> **Work instructions**:
Leave out the images and repeat the listing below without a single change.

> **Records supplied**:
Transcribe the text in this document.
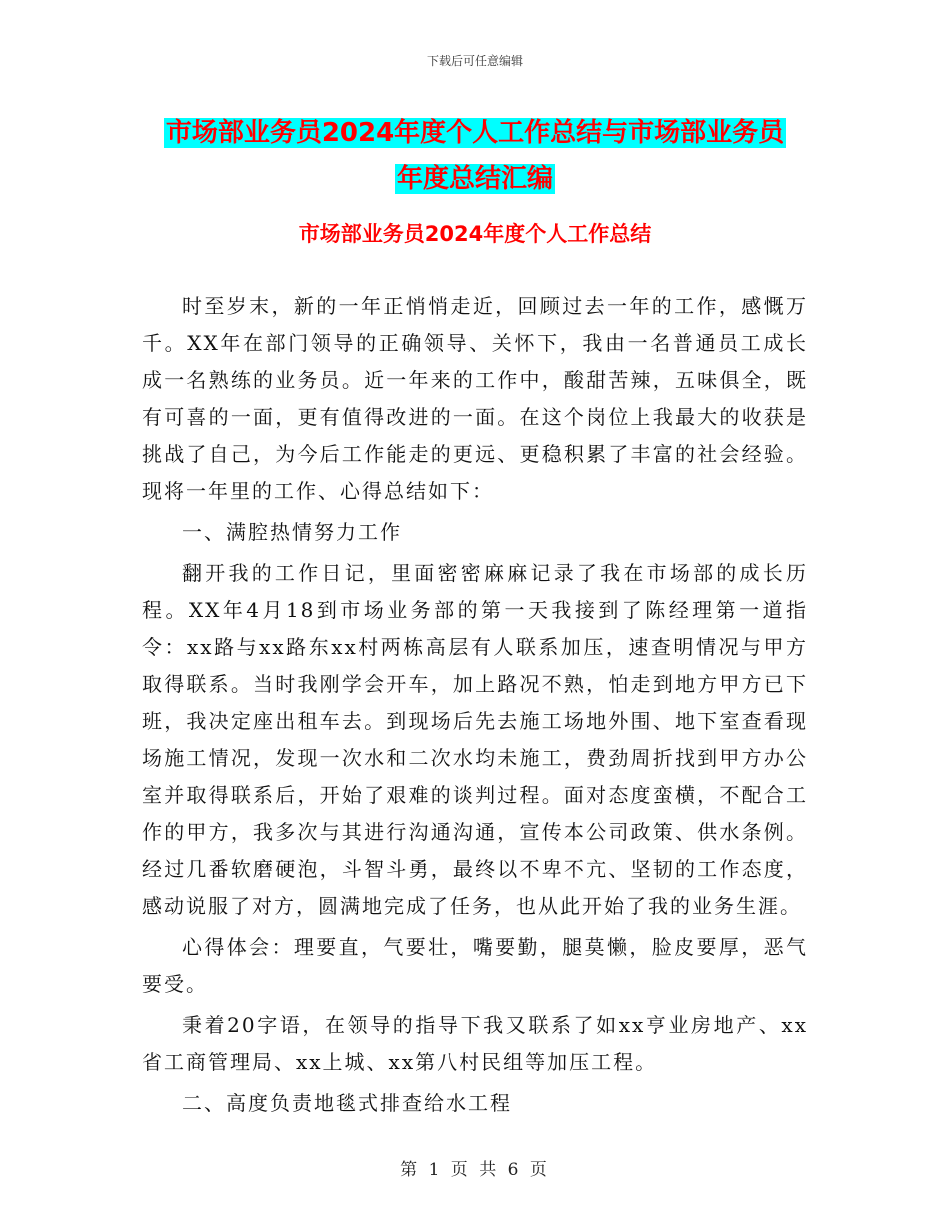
下载后可任意编辑
市场部业务员2024年度个人工作总结与市场部业务员
年度总结汇编
市场部业务员2024年度个人工作总结

时至岁末，新的一年正悄悄走近，回顾过去一年的工作，感慨万千。XX年在部门领导的正确领导、关怀下，我由一名普通员工成长成一名熟练的业务员。近一年来的工作中，酸甜苦辣，五味俱全，既有可喜的一面，更有值得改进的一面。在这个岗位上我最大的收获是挑战了自己，为今后工作能走的更远、更稳积累了丰富的社会经验。现将一年里的工作、心得总结如下：

一、满腔热情努力工作

翻开我的工作日记，里面密密麻麻记录了我在市场部的成长历程。XX年4月18到市场业务部的第一天我接到了陈经理第一道指令：xx路与xx路东xx村两栋高层有人联系加压，速查明情况与甲方取得联系。当时我刚学会开车，加上路况不熟，怕走到地方甲方已下班，我决定座出租车去。到现场后先去施工场地外围、地下室查看现场施工情况，发现一次水和二次水均未施工，费劲周折找到甲方办公室并取得联系后，开始了艰难的谈判过程。面对态度蛮横，不配合工作的甲方，我多次与其进行沟通沟通，宣传本公司政策、供水条例。经过几番软磨硬泡，斗智斗勇，最终以不卑不亢、坚韧的工作态度，感动说服了对方，圆满地完成了任务，也从此开始了我的业务生涯。

心得体会：理要直，气要壮，嘴要勤，腿莫懒，脸皮要厚，恶气要受。

秉着20字语，在领导的指导下我又联系了如xx亨业房地产、xx省工商管理局、xx上城、xx第八村民组等加压工程。

二、高度负责地毯式排查给水工程

第 1 页 共 6 页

> **Solution to this problem**:
Transcribe the text in this document.
下载后可任意编辑
市场部业务员2024年度个人工作总结与市场部业务员
年度总结汇编
市场部业务员2024年度个人工作总结

时至岁末，新的一年正悄悄走近，回顾过去一年的工作，感慨万千。XX年在部门领导的正确领导、关怀下，我由一名普通员工成长成一名熟练的业务员。近一年来的工作中，酸甜苦辣，五味俱全，既有可喜的一面，更有值得改进的一面。在这个岗位上我最大的收获是挑战了自己，为今后工作能走的更远、更稳积累了丰富的社会经验。现将一年里的工作、心得总结如下：

一、满腔热情努力工作

翻开我的工作日记，里面密密麻麻记录了我在市场部的成长历程。XX年4月18到市场业务部的第一天我接到了陈经理第一道指令：xx路与xx路东xx村两栋高层有人联系加压，速查明情况与甲方取得联系。当时我刚学会开车，加上路况不熟，怕走到地方甲方已下班，我决定座出租车去。到现场后先去施工场地外围、地下室查看现场施工情况，发现一次水和二次水均未施工，费劲周折找到甲方办公室并取得联系后，开始了艰难的谈判过程。面对态度蛮横，不配合工作的甲方，我多次与其进行沟通沟通，宣传本公司政策、供水条例。经过几番软磨硬泡，斗智斗勇，最终以不卑不亢、坚韧的工作态度，感动说服了对方，圆满地完成了任务，也从此开始了我的业务生涯。

心得体会：理要直，气要壮，嘴要勤，腿莫懒，脸皮要厚，恶气要受。

秉着20字语，在领导的指导下我又联系了如xx亨业房地产、xx省工商管理局、xx上城、xx第八村民组等加压工程。

二、高度负责地毯式排查给水工程

第 1 页 共 6 页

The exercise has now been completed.